> [REQUIRED WORK]:
Copy out each line of the material in which the word "Actividad" appears.

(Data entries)
BEGIN
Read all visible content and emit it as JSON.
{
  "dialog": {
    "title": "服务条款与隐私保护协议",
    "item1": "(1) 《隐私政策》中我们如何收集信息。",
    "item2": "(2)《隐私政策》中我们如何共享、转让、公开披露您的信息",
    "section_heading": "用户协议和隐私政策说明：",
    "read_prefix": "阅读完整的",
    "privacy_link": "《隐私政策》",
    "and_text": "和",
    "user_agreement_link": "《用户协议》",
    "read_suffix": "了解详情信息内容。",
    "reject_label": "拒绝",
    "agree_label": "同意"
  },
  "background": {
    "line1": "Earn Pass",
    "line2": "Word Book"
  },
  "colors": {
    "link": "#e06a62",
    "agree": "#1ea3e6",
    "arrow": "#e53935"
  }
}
END
BEGIN
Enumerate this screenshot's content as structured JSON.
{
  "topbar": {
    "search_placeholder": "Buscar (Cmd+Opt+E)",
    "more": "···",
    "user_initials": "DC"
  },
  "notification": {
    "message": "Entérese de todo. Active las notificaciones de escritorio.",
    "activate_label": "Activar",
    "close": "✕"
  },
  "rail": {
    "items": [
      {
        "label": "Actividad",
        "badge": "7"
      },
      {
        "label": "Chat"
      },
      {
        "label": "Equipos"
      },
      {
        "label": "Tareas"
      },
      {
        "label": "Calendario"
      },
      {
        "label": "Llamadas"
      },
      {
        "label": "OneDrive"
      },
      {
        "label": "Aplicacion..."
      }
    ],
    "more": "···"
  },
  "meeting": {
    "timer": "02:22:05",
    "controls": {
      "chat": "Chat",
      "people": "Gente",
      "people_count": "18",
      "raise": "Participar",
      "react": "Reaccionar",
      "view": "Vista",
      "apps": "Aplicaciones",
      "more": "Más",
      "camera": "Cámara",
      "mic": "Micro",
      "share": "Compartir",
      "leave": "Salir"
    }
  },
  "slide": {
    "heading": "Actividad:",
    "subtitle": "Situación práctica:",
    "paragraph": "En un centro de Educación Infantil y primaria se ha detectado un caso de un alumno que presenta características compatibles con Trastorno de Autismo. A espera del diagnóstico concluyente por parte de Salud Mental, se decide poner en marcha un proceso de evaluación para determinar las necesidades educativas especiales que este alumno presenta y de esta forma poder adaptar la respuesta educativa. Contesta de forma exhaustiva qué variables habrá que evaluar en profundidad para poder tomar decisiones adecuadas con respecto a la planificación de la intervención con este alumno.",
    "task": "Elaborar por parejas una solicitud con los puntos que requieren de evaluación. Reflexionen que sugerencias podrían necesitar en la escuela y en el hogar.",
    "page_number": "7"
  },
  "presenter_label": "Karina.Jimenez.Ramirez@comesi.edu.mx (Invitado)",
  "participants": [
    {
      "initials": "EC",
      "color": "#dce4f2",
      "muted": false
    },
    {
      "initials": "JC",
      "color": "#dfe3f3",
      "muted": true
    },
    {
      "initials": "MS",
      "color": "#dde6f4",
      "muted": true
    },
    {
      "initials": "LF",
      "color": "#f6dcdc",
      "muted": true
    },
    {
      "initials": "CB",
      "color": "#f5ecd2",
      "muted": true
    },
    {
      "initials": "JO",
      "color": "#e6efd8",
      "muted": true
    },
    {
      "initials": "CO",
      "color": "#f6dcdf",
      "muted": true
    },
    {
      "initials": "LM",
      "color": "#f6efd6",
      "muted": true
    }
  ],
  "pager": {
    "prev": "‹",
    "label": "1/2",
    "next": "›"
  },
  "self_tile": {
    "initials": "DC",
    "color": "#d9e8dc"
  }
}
END
> [OUTPUT FOR THIS TASK]:
        "label": "Actividad",
    "heading": "Actividad:",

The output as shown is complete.